● GOAL:
Repeat every record below exactly as it appears.

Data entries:

_ _ _ _ _

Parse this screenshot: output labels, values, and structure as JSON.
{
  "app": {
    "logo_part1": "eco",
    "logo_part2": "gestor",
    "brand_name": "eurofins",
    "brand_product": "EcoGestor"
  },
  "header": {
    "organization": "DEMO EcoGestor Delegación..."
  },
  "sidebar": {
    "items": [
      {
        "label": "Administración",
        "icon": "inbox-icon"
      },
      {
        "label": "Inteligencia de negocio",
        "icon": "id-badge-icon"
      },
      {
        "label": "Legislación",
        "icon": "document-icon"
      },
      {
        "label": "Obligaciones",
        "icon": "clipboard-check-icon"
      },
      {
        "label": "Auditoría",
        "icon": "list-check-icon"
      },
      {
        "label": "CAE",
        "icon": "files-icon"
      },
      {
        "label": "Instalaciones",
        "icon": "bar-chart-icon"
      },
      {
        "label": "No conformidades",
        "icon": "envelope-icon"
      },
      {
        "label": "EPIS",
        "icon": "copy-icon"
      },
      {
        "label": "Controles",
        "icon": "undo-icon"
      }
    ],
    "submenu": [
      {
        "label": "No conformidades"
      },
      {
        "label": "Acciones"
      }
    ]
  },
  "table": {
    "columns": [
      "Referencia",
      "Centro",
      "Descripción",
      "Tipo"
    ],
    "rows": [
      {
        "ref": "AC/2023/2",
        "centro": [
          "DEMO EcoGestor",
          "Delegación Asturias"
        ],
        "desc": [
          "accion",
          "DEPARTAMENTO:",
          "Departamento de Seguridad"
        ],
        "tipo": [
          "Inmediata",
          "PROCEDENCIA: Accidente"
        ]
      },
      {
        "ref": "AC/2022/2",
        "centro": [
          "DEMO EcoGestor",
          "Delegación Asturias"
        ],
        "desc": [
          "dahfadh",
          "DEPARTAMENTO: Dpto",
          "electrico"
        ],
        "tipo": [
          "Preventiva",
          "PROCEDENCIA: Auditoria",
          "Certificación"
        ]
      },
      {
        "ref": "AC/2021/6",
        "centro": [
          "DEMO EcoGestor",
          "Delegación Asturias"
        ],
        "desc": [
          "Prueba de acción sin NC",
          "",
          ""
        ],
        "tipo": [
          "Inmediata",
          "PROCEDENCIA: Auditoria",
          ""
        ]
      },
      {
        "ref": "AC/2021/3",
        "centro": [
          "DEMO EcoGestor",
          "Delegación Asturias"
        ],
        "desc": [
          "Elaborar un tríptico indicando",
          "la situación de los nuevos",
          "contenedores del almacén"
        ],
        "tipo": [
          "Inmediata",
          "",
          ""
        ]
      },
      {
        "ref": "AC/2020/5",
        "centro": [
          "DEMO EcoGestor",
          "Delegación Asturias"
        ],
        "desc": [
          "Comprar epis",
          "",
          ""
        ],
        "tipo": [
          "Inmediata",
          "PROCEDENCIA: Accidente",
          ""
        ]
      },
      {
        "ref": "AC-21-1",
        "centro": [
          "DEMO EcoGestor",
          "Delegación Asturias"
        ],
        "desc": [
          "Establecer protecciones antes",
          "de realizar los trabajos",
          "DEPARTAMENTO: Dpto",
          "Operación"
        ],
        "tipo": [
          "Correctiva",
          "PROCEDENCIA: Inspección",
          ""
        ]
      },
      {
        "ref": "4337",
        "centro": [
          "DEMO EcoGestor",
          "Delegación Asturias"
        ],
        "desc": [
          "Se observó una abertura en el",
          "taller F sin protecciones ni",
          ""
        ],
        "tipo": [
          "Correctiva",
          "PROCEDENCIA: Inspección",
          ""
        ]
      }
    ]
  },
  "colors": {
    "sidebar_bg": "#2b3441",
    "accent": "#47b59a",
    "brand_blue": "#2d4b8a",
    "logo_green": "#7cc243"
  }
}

_ _ _ _ _

● PROBLEM SOLUTION:
Parse this screenshot: output labels, values, and structure as JSON.
{
  "app": {
    "logo_part1": "eco",
    "logo_part2": "gestor",
    "brand_name": "eurofins",
    "brand_product": "EcoGestor"
  },
  "header": {
    "organization": "DEMO EcoGestor Delegación..."
  },
  "sidebar": {
    "items": [
      {
        "label": "Administración",
        "icon": "inbox-icon"
      },
      {
        "label": "Inteligencia de negocio",
        "icon": "id-badge-icon"
      },
      {
        "label": "Legislación",
        "icon": "document-icon"
      },
      {
        "label": "Obligaciones",
        "icon": "clipboard-check-icon"
      },
      {
        "label": "Auditoría",
        "icon": "list-check-icon"
      },
      {
        "label": "CAE",
        "icon": "files-icon"
      },
      {
        "label": "Instalaciones",
        "icon": "bar-chart-icon"
      },
      {
        "label": "No conformidades",
        "icon": "envelope-icon"
      },
      {
        "label": "EPIS",
        "icon": "copy-icon"
      },
      {
        "label": "Controles",
        "icon": "undo-icon"
      }
    ],
    "submenu": [
      {
        "label": "No conformidades"
      },
      {
        "label": "Acciones"
      }
    ]
  },
  "table": {
    "columns": [
      "Referencia",
      "Centro",
      "Descripción",
      "Tipo"
    ],
    "rows": [
      {
        "ref": "AC/2023/2",
        "centro": [
          "DEMO EcoGestor",
          "Delegación Asturias"
        ],
        "desc": [
          "accion",
          "DEPARTAMENTO:",
          "Departamento de Seguridad"
        ],
        "tipo": [
          "Inmediata",
          "PROCEDENCIA: Accidente"
        ]
      },
      {
        "ref": "AC/2022/2",
        "centro": [
          "DEMO EcoGestor",
          "Delegación Asturias"
        ],
        "desc": [
          "dahfadh",
          "DEPARTAMENTO: Dpto",
          "electrico"
        ],
        "tipo": [
          "Preventiva",
          "PROCEDENCIA: Auditoria",
          "Certificación"
        ]
      },
      {
        "ref": "AC/2021/6",
        "centro": [
          "DEMO EcoGestor",
          "Delegación Asturias"
        ],
        "desc": [
          "Prueba de acción sin NC",
          "",
          ""
        ],
        "tipo": [
          "Inmediata",
          "PROCEDENCIA: Auditoria",
          ""
        ]
      },
      {
        "ref": "AC/2021/3",
        "centro": [
          "DEMO EcoGestor",
          "Delegación Asturias"
        ],
        "desc": [
          "Elaborar un tríptico indicando",
          "la situación de los nuevos",
          "contenedores del almacén"
        ],
        "tipo": [
          "Inmediata",
          "",
          ""
        ]
      },
      {
        "ref": "AC/2020/5",
        "centro": [
          "DEMO EcoGestor",
          "Delegación Asturias"
        ],
        "desc": [
          "Comprar epis",
          "",
          ""
        ],
        "tipo": [
          "Inmediata",
          "PROCEDENCIA: Accidente",
          ""
        ]
      },
      {
        "ref": "AC-21-1",
        "centro": [
          "DEMO EcoGestor",
          "Delegación Asturias"
        ],
        "desc": [
          "Establecer protecciones antes",
          "de realizar los trabajos",
          "DEPARTAMENTO: Dpto",
          "Operación"
        ],
        "tipo": [
          "Correctiva",
          "PROCEDENCIA: Inspección",
          ""
        ]
      },
      {
        "ref": "4337",
        "centro": [
          "DEMO EcoGestor",
          "Delegación Asturias"
        ],
        "desc": [
          "Se observó una abertura en el",
          "taller F sin protecciones ni",
          ""
        ],
        "tipo": [
          "Correctiva",
          "PROCEDENCIA: Inspección",
          ""
        ]
      }
    ]
  },
  "colors": {
    "sidebar_bg": "#2b3441",
    "accent": "#47b59a",
    "brand_blue": "#2d4b8a",
    "logo_green": "#7cc243"
  }
}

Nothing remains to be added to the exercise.